*Records supplied*:
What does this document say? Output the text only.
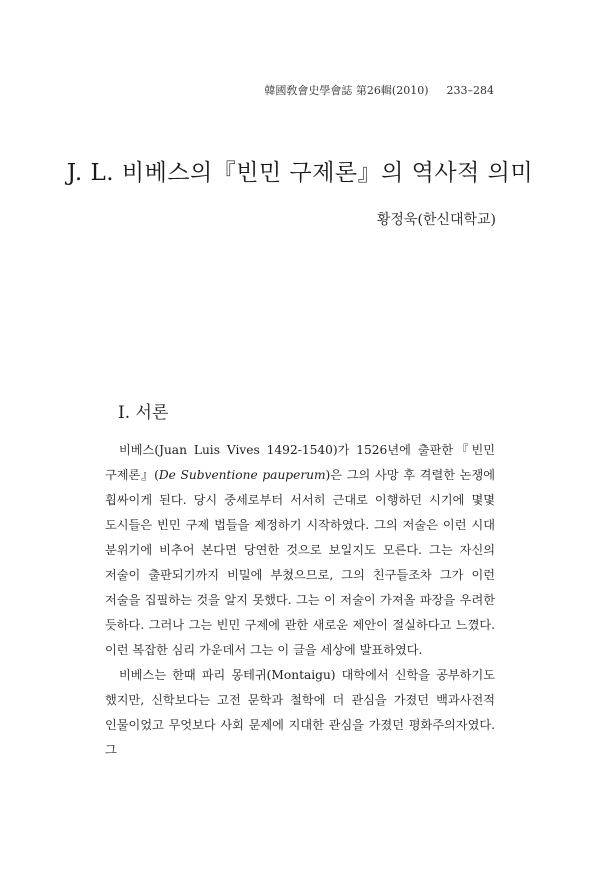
韓國敎會史學會誌 第26輯(2010) 233–284
J. L. 비베스의『빈민 구제론』의 역사적 의미
황정욱(한신대학교)
Ⅰ. 서론

비베스(Juan Luis Vives 1492-1540)가 1526년에 출판한『빈민 구제론』(De Subventione pauperum)은 그의 사망 후 격렬한 논쟁에 휩싸이게 된다. 당시 중세로부터 서서히 근대로 이행하던 시기에 몇몇 도시들은 빈민 구제 법들을 제정하기 시작하였다. 그의 저술은 이런 시대 분위기에 비추어 본다면 당연한 것으로 보일지도 모른다. 그는 자신의 저술이 출판되기까지 비밀에 부쳤으므로, 그의 친구들조차 그가 이런 저술을 집필하는 것을 알지 못했다. 그는 이 저술이 가져올 파장을 우려한 듯하다. 그러나 그는 빈민 구제에 관한 새로운 제안이 절실하다고 느꼈다. 이런 복잡한 심리 가운데서 그는 이 글을 세상에 발표하였다.

비베스는 한때 파리 몽테귀(Montaigu) 대학에서 신학을 공부하기도 했지만, 신학보다는 고전 문학과 철학에 더 관심을 가졌던 백과사전적 인물이었고 무엇보다 사회 문제에 지대한 관심을 가졌던 평화주의자였다. 그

*Exercise instructions*: In your copy of the listing above, reproduce each line exactly and omit all pictures.

*Exercise solution*:
What does this document say? Output the text only.
韓國敎會史學會誌 第26輯(2010) 233–284
J. L. 비베스의『빈민 구제론』의 역사적 의미
황정욱(한신대학교)
Ⅰ. 서론

비베스(Juan Luis Vives 1492-1540)가 1526년에 출판한『빈민 구제론』(De Subventione pauperum)은 그의 사망 후 격렬한 논쟁에 휩싸이게 된다. 당시 중세로부터 서서히 근대로 이행하던 시기에 몇몇 도시들은 빈민 구제 법들을 제정하기 시작하였다. 그의 저술은 이런 시대 분위기에 비추어 본다면 당연한 것으로 보일지도 모른다. 그는 자신의 저술이 출판되기까지 비밀에 부쳤으므로, 그의 친구들조차 그가 이런 저술을 집필하는 것을 알지 못했다. 그는 이 저술이 가져올 파장을 우려한 듯하다. 그러나 그는 빈민 구제에 관한 새로운 제안이 절실하다고 느꼈다. 이런 복잡한 심리 가운데서 그는 이 글을 세상에 발표하였다.

비베스는 한때 파리 몽테귀(Montaigu) 대학에서 신학을 공부하기도 했지만, 신학보다는 고전 문학과 철학에 더 관심을 가졌던 백과사전적 인물이었고 무엇보다 사회 문제에 지대한 관심을 가졌던 평화주의자였다. 그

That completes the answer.